Objective – From the listing below, pick out each line with the word "réforme".

Recorded information –
■ ■ ■ ■ ■ ■ ■

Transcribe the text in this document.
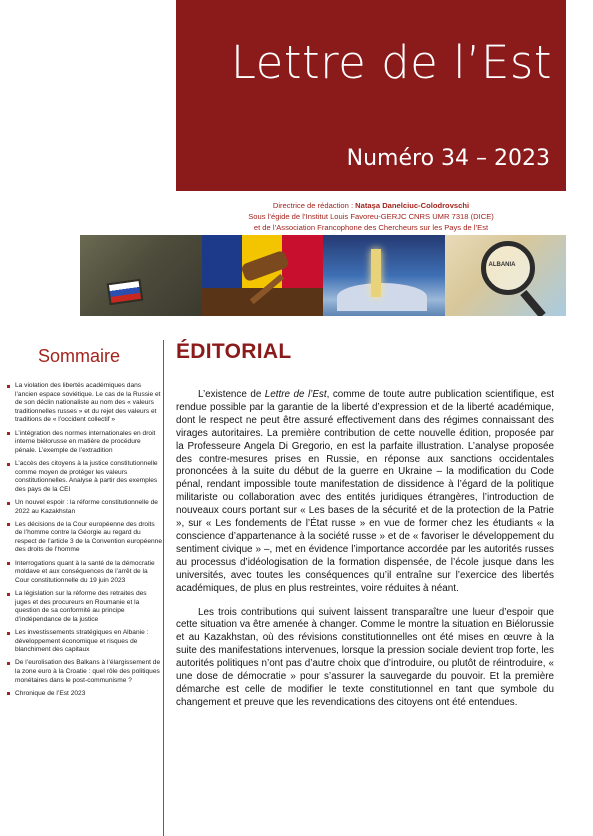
Lettre de l’Est
Numéro 34 – 2023
Directrice de rédaction : Nataşa Danelciuc-Colodrovschi
Sous l’égide de l’Institut Louis Favoreu-GERJC CNRS UMR 7318 (DICE)
et de l’Association Francophone des Chercheurs sur les Pays de l’Est
ALBANIA
Sommaire
La violation des libertés académiques dans l’ancien espace soviétique. Le cas de la Russie et de son déclin nationaliste au nom des « valeurs traditionnelles russes » et du rejet des valeurs et traditions de « l’occident collectif »
L’intégration des normes internationales en droit interne biélorusse en matière de procédure pénale. L’exemple de l’extradition
L’accès des citoyens à la justice constitutionnelle comme moyen de protéger les valeurs constitutionnelles. Analyse à partir des exemples des pays de la CEI
Un nouvel espoir : la réforme constitutionnelle de 2022 au Kazakhstan
Les décisions de la Cour européenne des droits de l’homme contre la Géorgie au regard du respect de l’article 3 de la Convention européenne des droits de l’homme
Interrogations quant à la santé de la démocratie moldave et aux conséquences de l’arrêt de la Cour constitutionnelle du 19 juin 2023
La législation sur la réforme des retraites des juges et des procureurs en Roumanie et la question de sa conformité au principe d’indépendance de la justice
Les investissements stratégiques en Albanie : développement économique et risques de blanchiment des capitaux
De l’eurolisation des Balkans à l’élargissement de la zone euro à la Croatie : quel rôle des politiques monétaires dans le post-communisme ?
Chronique de l’Est 2023
ÉDITORIAL

L’existence de Lettre de l’Est, comme de toute autre publication scientifique, est rendue possible par la garantie de la liberté d’expression et de la liberté académique, dont le respect ne peut être assuré effectivement dans des régimes connaissant des virages autoritaires. La première contribution de cette nouvelle édition, proposée par la Professeure Angela Di Gregorio, en est la parfaite illustration. L’analyse proposée des contre-mesures prises en Russie, en réponse aux sanctions occidentales prononcées à la suite du début de la guerre en Ukraine – la modification du Code pénal, rendant impossible toute manifestation de dissidence à l’égard de la politique militariste ou collaboration avec des entités juridiques étrangères, l’introduction de nouveaux cours portant sur « Les bases de la sécurité et de la protection de la Patrie », sur « Les fondements de l’État russe » en vue de former chez les étudiants « la conscience d’appartenance à la société russe » et de « favoriser le développement du sentiment civique » –, met en évidence l’importance accordée par les autorités russes au processus d’idéologisation de la formation dispensée, de l’école jusque dans les universités, avec toutes les conséquences qu’il entraîne sur l’exercice des libertés académiques, de plus en plus restreintes, voire réduites à néant.

Les trois contributions qui suivent laissent transparaître une lueur d’espoir que cette situation va être amenée à changer. Comme le montre la situation en Biélorussie et au Kazakhstan, où des révisions constitutionnelles ont été mises en œuvre à la suite des manifestations intervenues, lorsque la pression sociale devient trop forte, les autorités politiques n’ont pas d’autre choix que d’introduire, ou plutôt de réintroduire, « une dose de démocratie » pour s’assurer la sauvegarde du pouvoir. Et la première démarche est celle de modifier le texte constitutionnel en tant que symbole du changement et preuve que les revendications des citoyens ont été entendues.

■ ■ ■ ■ ■ ■ ■

Response to this task –
Un nouvel espoir : la réforme constitutionnelle de 2022 au Kazakhstan
La législation sur la réforme des retraites des juges et des procureurs en Roumanie et la question de sa conformité au principe d’indépendance de la justice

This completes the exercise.